▶ [Excerpted text]:
[start]

Francis Barker M-88 y M-73, of the English army, with tritium, more than 250 euros. It is a very precise compass, but be careful to hold it horizontally, you can't see whether it is horizontal like in most other compasses. Keeping it horizontal is important because it seems that the scale reading changes one or two degrees with some inclination of the compass. I tried it in Holland, but it still has to be seen how it is in the mountains, when signs of horizontality are absent. Well, in the mean time I have concluded that its readings are quite sensitive to inclination of the compass. I have glued a fishing line in the cover with two beads and a piece of solder as weights. You can see them in the photograph. This is a lot better! Now I can hold the compass perfectly horizontal. It also suffers from static electricity: sometimes the dial sticks to the bottom of the capsule and you have to tap it with a finger to loosen the dial or throw water over it. It is one of the slowest compasses to stop oscillating (11 - 12 seconds after a 45º deviation).
Brunton Eclipse, with mirror, is a special type. You will have to take off your gloves to use it.
When you use a conventional protractor, that is, with degrees, buy a compass with degrees; for some models there are variants with a mils scale (or even "grads", where a circle is divided into 400, mainly a French invention). Remember that we are talking about compasses for precision work, you can always (I do) carry a second small compass which is more rapid to use during the march, for example, a wrist compass.

[end]

▶ [Task 1]: In the compass text, how long does the Francis Barker compass take to stop oscillating after a 45º deviation?

▶ [Given records]:
[start]

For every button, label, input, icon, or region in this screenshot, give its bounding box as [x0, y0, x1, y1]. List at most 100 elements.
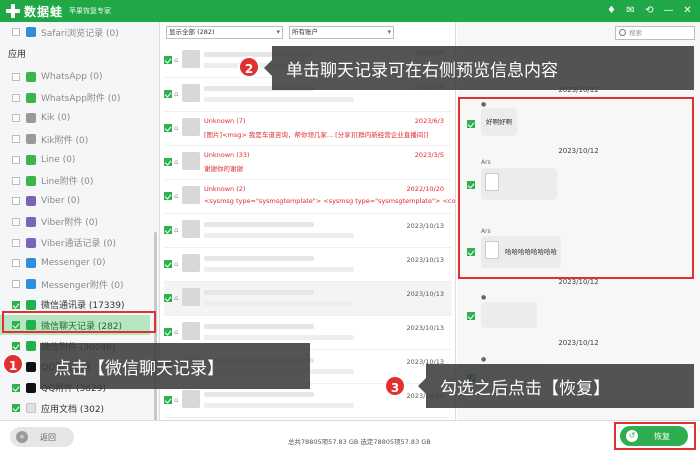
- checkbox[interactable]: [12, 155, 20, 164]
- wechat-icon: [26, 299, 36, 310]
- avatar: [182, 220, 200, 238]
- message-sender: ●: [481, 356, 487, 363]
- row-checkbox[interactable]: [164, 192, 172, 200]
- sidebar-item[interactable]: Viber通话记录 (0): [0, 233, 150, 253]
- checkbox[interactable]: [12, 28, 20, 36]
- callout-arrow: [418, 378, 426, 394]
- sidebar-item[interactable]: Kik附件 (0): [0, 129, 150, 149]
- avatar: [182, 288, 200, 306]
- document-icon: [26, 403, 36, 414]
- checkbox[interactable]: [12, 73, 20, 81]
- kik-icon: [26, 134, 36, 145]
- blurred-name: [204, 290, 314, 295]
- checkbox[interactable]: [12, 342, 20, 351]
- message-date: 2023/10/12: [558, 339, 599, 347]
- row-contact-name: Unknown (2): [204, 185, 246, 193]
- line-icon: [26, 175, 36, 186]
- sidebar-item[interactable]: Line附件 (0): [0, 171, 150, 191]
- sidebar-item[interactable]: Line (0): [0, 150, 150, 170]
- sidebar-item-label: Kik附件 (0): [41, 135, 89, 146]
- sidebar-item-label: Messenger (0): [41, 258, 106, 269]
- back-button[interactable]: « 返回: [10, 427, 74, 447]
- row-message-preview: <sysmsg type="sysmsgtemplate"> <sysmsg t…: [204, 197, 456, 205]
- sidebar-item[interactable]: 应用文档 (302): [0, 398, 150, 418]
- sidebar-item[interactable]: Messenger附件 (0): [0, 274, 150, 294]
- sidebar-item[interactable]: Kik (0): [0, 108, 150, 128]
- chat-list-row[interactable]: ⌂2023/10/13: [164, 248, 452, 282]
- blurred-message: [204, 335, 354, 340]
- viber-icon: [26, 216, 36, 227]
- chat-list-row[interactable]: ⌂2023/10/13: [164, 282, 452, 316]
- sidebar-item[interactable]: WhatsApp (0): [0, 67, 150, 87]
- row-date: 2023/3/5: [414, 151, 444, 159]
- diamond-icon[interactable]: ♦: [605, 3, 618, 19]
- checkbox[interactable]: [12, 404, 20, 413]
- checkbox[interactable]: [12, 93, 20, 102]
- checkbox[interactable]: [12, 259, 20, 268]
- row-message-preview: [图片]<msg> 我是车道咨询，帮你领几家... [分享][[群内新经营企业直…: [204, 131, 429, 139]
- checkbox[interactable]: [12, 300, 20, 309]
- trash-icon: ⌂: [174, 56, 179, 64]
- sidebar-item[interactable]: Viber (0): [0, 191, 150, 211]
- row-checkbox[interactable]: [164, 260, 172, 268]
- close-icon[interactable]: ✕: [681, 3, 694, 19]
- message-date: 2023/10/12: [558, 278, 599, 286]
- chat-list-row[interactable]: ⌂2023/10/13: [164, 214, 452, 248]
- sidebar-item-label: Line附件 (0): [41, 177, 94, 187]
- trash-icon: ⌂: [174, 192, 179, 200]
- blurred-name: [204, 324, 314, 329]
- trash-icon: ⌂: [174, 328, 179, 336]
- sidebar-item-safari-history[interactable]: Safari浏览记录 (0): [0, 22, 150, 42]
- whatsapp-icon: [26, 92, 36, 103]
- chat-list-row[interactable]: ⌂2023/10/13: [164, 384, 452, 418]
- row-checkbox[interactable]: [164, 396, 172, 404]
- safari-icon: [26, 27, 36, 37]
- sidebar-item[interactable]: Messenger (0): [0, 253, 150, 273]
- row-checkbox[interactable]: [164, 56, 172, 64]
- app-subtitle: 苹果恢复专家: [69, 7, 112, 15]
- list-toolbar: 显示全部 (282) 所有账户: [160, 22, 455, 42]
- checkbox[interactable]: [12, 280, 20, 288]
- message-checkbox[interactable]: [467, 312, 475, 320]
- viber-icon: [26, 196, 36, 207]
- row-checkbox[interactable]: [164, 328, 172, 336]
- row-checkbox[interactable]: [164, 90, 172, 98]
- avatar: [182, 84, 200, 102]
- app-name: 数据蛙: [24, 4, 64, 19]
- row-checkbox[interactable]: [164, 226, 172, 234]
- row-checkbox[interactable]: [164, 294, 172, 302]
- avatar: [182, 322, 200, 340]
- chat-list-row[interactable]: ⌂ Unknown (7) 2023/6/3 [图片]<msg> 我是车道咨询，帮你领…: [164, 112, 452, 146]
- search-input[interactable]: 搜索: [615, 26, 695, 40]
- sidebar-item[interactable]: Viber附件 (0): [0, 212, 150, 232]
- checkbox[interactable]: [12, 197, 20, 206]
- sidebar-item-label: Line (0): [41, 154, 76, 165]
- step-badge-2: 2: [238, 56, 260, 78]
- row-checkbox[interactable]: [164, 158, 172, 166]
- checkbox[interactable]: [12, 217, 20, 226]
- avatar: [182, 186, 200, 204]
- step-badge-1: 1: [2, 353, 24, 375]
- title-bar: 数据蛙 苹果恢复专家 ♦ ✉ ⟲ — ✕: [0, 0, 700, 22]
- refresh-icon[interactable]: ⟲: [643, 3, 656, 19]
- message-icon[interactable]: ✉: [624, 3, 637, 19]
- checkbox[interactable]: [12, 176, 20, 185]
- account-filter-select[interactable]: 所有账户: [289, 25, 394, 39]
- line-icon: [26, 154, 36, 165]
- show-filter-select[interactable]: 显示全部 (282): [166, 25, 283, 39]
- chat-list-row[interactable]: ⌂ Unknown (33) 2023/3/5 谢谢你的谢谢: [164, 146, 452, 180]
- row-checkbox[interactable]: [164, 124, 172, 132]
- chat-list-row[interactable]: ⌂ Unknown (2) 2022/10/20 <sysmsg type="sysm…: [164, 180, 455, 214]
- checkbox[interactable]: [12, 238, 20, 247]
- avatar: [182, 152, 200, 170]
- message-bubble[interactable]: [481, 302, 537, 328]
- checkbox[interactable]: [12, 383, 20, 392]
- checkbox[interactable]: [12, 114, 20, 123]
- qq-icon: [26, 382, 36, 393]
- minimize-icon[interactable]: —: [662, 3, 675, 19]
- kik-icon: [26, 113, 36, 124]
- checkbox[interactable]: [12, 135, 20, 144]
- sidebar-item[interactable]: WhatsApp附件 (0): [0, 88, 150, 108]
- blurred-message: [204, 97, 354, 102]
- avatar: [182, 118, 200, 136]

[end]
[start]

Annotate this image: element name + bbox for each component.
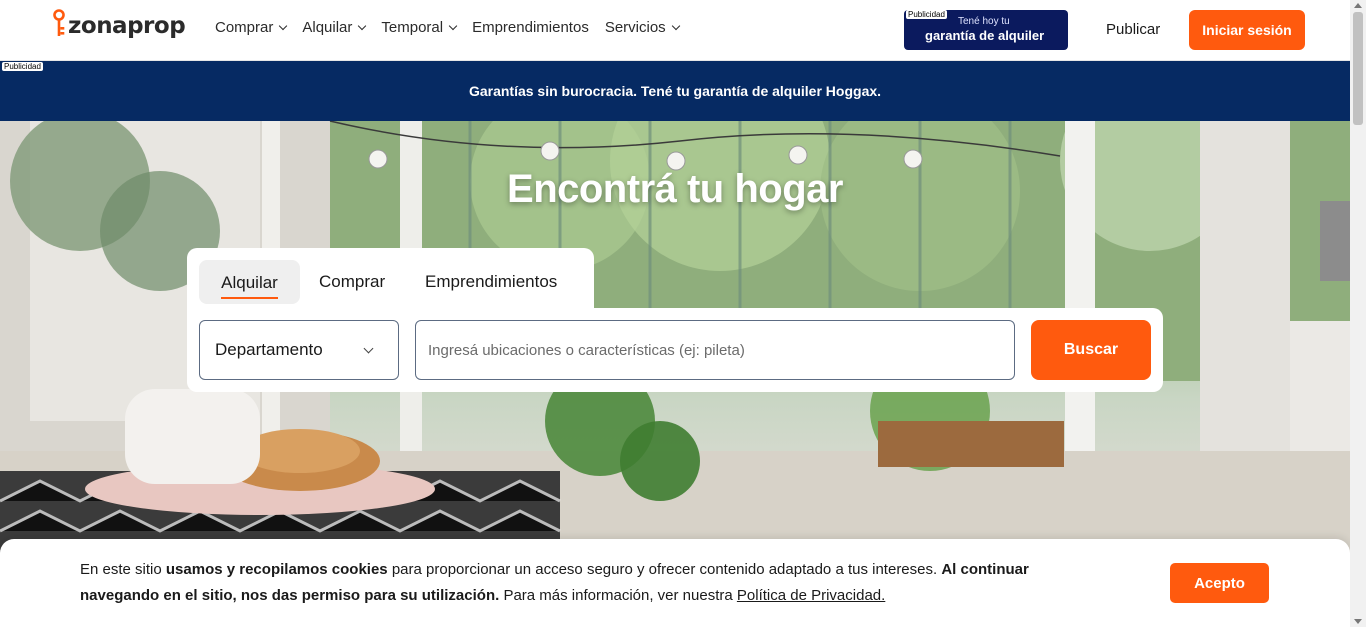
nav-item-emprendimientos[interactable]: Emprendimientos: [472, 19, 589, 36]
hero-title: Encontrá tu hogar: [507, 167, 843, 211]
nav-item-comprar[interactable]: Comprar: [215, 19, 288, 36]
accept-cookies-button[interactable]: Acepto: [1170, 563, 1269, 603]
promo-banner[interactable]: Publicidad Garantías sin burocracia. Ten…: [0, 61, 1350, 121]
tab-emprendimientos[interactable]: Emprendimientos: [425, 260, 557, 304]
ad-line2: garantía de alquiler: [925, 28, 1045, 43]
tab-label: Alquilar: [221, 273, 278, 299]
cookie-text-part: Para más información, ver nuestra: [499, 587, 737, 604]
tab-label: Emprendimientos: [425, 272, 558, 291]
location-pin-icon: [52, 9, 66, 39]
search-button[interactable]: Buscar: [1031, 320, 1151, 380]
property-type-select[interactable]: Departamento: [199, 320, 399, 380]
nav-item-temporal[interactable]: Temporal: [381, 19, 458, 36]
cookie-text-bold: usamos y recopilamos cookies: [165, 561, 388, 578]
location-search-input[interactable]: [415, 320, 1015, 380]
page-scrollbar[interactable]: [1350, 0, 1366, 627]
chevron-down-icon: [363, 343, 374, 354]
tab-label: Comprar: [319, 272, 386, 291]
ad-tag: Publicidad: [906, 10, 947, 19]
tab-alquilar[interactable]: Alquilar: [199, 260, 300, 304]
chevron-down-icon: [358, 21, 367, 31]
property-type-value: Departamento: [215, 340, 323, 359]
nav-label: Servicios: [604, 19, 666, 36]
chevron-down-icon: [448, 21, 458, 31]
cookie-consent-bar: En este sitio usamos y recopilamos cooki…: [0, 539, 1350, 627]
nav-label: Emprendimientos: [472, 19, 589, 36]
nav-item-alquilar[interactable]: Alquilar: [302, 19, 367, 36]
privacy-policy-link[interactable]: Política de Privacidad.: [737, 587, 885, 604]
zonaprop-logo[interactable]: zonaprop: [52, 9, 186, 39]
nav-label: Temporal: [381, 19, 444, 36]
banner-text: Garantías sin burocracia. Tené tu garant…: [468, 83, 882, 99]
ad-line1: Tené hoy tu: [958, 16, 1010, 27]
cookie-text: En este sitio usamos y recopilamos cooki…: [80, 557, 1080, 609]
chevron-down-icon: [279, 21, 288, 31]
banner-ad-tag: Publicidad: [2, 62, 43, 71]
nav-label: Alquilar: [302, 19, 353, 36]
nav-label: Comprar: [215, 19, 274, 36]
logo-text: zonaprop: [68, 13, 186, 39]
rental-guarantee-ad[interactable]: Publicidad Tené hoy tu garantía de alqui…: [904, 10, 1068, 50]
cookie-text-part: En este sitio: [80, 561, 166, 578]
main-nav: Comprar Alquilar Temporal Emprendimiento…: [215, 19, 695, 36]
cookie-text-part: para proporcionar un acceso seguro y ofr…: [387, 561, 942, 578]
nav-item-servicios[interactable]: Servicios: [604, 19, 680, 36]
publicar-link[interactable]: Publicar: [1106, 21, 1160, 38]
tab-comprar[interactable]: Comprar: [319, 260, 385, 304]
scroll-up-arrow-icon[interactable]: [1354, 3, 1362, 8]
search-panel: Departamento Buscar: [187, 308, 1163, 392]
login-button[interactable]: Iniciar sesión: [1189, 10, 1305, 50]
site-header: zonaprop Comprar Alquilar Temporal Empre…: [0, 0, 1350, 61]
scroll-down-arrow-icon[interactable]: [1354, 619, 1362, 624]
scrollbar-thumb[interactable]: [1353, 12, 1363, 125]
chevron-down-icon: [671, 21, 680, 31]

[end]

▶ [Task 2]: In the first block of entries, write out the lines from the line with "- checkbox[interactable]: [12, 155, 20, 164]" to the line with "- checkbox[interactable]: [12, 300, 20, 309]" as a JSON list of strings, one string per line.

▶ [Task response 1]: 11 to 12 seconds.

▶ [Task response 2]:
[
  "- checkbox[interactable]: [12, 155, 20, 164]",
  "- wechat-icon: [26, 299, 36, 310]",
  "- avatar: [182, 220, 200, 238]",
  "- message-sender: ●: [481, 356, 487, 363]",
  "- row-checkbox[interactable]: [164, 192, 172, 200]",
  "- sidebar-item[interactable]: Viber通话记录 (0): [0, 233, 150, 253]",
  "- checkbox[interactable]: [12, 28, 20, 36]",
  "- callout-arrow: [418, 378, 426, 394]",
  "- sidebar-item[interactable]: Kik附件 (0): [0, 129, 150, 149]",
  "- avatar: [182, 288, 200, 306]",
  "- document-icon: [26, 403, 36, 414]",
  "- checkbox[interactable]: [12, 73, 20, 81]",
  "- kik-icon: [26, 134, 36, 145]",
  "- blurred-name: [204, 290, 314, 295]",
  "- checkbox[interactable]: [12, 342, 20, 351]",
  "- message-date: 2023/10/12: [558, 339, 599, 347]",
  "- row-contact-name: Unknown (2): [204, 185, 246, 193]",
  "- line-icon: [26, 175, 36, 186]",
  "- sidebar-item[interactable]: Line附件 (0): [0, 171, 150, 191]",
  "- sidebar-item[interactable]: Line (0): [0, 150, 150, 170]",
  "- sidebar-item-label: Kik附件 (0): [41, 135, 89, 146]",
  "- sidebar-item-label: Messenger (0): [41, 258, 106, 269]",
  "- back-button[interactable]: « 返回: [10, 427, 74, 447]",
  "- row-message-preview: <sysmsg type=\"sysmsgtemplate\"> <sysmsg t…: [204, 197, 456, 205]",
  "- sidebar-item[interactable]: 应用文档 (302): [0, 398, 150, 418]",
  "- sidebar-item[interactable]: Messenger附件 (0): [0, 274, 150, 294]",
  "- sidebar-item[interactable]: Kik (0): [0, 108, 150, 128]",
  "- chat-list-row[interactable]: ⌂2023/10/13: [164, 248, 452, 282]",
  "- blurred-message: [204, 335, 354, 340]",
  "- viber-icon: [26, 216, 36, 227]",
  "- chat-list-row[interactable]: ⌂2023/10/13: [164, 282, 452, 316]",
  "- sidebar-item[interactable]: WhatsApp (0): [0, 67, 150, 87]",
  "- row-date: 2023/3/5: [414, 151, 444, 159]",
  "- diamond-icon[interactable]: ♦: [605, 3, 618, 19]",
  "- checkbox[interactable]: [12, 404, 20, 413]",
  "- checkbox[interactable]: [12, 93, 20, 102]",
  "- checkbox[interactable]: [12, 259, 20, 268]",
  "- row-message-preview: [图片]<msg> 我是车道咨询，帮你领几家... [分享][[群内新经营企业直…: [204, 131, 429, 139]",
  "- checkbox[interactable]: [12, 300, 20, 309]"
]